*Prompt*: Every entry should be repeated exactly. Omit the pictures.

*Excerpted records*:
+ + + +

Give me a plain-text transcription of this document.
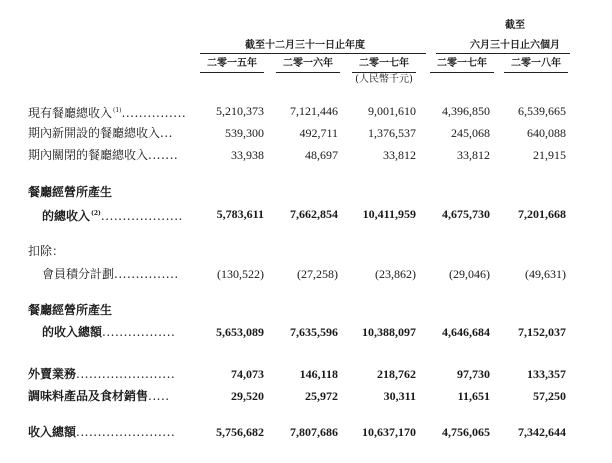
截至十二月三十一日止年度
截至
六月三十日止六個月
二零一五年	二零一六年	二零一七年	二零一七年	二零一八年
(人民幣千元)
現有餐廳總收入$^{(1)}$...............	5,210,373	7,121,446	9,001,610	4,396,850	6,539,665
期內新開設的餐廳總收入...	539,300	492,711	1,376,537	245,068	640,088
期內關閉的餐廳總收入.......	33,938	48,697	33,812	33,812	21,915
餐廳經營所產生
的總收入$^{(2)}$...................	5,783,611	7,662,854	10,411,959	4,675,730	7,201,668
扣除：
會員積分計劃...............	(130,522)	(27,258)	(23,862)	(29,046)	(49,631)
餐廳經營所產生
的收入總額.................	5,653,089	7,635,596	10,388,097	4,646,684	7,152,037
外賣業務.......................	74,073	146,118	218,762	97,730	133,357
調味料產品及食材銷售.....	29,520	25,972	30,311	11,651	57,250
收入總額.......................	5,756,682	7,807,686	10,637,170	4,756,065	7,342,644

+ + + +

*Answer*:
Give me a plain-text transcription of this document.
截至十二月三十一日止年度
截至
六月三十日止六個月
二零一五年	二零一六年	二零一七年	二零一七年	二零一八年
(人民幣千元)
現有餐廳總收入$^{(1)}$...............	5,210,373	7,121,446	9,001,610	4,396,850	6,539,665
期內新開設的餐廳總收入...	539,300	492,711	1,376,537	245,068	640,088
期內關閉的餐廳總收入.......	33,938	48,697	33,812	33,812	21,915
餐廳經營所產生
的總收入$^{(2)}$...................	5,783,611	7,662,854	10,411,959	4,675,730	7,201,668
扣除：
會員積分計劃...............	(130,522)	(27,258)	(23,862)	(29,046)	(49,631)
餐廳經營所產生
的收入總額.................	5,653,089	7,635,596	10,388,097	4,646,684	7,152,037
外賣業務.......................	74,073	146,118	218,762	97,730	133,357
調味料產品及食材銷售.....	29,520	25,972	30,311	11,651	57,250
收入總額.......................	5,756,682	7,807,686	10,637,170	4,756,065	7,342,644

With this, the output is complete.